::: Excerpted data

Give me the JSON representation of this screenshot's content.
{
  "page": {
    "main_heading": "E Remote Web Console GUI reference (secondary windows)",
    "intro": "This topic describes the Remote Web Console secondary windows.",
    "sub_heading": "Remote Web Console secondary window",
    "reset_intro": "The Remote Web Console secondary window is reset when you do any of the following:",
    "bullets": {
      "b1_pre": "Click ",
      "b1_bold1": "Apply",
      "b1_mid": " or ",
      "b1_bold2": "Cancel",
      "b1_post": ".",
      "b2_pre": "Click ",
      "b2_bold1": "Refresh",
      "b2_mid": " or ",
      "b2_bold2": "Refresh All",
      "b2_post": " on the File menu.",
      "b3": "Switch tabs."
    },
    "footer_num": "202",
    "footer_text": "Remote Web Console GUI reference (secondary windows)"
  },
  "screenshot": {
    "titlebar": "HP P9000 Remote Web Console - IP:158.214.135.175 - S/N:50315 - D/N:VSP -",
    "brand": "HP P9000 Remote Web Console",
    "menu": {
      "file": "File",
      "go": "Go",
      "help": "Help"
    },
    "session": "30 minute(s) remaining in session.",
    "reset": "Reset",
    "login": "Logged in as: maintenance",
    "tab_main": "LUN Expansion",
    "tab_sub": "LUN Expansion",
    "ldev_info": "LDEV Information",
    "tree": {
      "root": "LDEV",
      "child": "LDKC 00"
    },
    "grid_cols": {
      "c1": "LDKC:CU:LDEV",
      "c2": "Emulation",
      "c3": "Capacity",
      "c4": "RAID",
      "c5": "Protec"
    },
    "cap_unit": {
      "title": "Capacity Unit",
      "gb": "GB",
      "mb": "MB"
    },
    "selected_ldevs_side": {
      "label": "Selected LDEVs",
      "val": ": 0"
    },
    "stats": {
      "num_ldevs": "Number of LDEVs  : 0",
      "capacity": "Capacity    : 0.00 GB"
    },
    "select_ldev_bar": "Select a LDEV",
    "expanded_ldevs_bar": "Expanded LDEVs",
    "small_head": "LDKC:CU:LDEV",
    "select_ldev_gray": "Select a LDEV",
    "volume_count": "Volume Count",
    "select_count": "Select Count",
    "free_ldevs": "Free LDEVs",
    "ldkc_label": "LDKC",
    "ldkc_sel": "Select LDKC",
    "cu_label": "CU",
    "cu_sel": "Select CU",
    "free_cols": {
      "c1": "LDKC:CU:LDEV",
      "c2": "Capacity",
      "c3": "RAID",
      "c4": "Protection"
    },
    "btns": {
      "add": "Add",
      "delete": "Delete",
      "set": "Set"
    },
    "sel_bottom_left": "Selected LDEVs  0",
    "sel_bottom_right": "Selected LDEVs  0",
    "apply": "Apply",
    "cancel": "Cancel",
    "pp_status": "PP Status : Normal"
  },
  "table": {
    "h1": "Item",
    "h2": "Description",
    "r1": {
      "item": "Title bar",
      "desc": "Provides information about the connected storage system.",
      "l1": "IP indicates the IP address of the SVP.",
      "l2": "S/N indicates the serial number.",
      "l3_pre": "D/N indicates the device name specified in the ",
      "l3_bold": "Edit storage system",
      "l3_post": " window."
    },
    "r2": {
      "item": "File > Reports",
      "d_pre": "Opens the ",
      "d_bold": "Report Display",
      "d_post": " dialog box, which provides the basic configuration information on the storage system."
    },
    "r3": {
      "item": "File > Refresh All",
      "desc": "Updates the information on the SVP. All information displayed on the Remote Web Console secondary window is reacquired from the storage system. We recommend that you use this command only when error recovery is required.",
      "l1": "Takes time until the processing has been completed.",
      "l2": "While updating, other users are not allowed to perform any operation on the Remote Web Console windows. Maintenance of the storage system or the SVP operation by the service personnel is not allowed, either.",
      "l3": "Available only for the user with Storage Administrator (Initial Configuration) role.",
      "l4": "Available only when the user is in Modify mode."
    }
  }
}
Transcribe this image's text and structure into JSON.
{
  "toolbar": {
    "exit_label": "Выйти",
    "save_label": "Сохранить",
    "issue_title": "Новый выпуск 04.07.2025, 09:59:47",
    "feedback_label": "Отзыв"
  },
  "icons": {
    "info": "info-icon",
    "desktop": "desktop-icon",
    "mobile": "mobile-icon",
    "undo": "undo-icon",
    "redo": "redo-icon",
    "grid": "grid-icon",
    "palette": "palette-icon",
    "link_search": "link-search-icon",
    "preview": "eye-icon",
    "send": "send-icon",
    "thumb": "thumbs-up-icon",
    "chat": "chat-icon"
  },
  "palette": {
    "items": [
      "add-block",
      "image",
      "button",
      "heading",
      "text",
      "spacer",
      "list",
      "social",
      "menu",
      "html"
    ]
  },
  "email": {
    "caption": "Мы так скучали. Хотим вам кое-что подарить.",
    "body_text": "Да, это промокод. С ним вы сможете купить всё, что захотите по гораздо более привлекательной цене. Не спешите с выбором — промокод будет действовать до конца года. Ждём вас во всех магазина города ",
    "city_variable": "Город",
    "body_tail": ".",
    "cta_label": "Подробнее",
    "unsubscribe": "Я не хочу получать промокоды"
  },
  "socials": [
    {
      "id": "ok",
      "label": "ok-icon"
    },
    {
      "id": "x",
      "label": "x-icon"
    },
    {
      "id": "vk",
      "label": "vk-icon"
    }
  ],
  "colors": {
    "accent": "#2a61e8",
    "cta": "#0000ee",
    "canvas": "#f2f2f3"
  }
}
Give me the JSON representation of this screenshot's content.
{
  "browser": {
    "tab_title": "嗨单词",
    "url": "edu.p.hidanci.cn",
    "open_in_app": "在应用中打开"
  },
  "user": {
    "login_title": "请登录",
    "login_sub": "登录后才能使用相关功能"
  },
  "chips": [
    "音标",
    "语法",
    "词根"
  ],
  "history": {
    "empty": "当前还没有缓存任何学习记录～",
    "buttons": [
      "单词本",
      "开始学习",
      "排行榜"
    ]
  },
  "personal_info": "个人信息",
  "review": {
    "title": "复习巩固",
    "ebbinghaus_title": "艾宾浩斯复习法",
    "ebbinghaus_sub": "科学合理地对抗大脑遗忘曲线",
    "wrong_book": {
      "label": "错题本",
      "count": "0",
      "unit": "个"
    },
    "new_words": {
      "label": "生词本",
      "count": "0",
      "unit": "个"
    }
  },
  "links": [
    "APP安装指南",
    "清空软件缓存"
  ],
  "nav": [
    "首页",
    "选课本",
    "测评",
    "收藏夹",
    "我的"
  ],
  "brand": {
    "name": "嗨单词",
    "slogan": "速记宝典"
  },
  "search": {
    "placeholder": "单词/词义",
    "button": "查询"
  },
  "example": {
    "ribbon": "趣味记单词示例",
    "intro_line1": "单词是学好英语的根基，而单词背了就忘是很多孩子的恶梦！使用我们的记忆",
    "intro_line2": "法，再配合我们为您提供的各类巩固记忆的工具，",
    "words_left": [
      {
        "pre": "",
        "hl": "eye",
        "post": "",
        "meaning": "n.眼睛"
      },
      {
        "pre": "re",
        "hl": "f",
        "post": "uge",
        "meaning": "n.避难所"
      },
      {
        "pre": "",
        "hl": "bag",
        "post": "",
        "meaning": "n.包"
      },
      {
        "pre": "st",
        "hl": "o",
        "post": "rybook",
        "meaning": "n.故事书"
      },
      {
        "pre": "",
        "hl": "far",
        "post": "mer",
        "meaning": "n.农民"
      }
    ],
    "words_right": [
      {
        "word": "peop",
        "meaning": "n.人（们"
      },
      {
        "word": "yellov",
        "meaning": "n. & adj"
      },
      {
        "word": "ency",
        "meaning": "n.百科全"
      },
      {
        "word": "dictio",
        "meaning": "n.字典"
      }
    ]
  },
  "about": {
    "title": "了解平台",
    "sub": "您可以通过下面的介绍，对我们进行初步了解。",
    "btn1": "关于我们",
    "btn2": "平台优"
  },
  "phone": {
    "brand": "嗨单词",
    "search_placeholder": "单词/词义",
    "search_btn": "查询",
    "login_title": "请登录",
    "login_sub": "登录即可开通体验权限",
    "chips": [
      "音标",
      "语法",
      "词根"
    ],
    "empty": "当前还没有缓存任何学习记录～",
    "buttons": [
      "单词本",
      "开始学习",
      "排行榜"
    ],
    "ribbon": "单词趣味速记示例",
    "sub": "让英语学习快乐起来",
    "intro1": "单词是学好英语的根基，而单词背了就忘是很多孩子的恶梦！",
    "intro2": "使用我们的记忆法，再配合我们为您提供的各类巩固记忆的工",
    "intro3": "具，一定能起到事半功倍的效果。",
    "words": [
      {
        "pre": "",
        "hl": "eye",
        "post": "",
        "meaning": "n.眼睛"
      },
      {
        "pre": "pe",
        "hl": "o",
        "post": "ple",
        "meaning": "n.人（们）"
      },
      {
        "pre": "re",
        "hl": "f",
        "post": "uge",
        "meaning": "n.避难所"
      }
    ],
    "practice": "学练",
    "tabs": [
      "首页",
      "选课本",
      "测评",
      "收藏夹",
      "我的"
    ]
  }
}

::::::

Within the listing above, find every line containing the string "system" and return it.

      "desc": "Provides information about the connected storage system.",
      "l3_bold": "Edit storage system",
      "d_post": " dialog box, which provides the basic configuration information on the storage system."
      "desc": "Updates the information on the SVP. All information displayed on the Remote Web Console secondary window is reacquired from the storage system. We recommend that you use this command only when error recovery is required.",
      "l2": "While updating, other users are not allowed to perform any operation on the Remote Web Console windows. Maintenance of the storage system or the SVP operation by the service personnel is not allowed, either.",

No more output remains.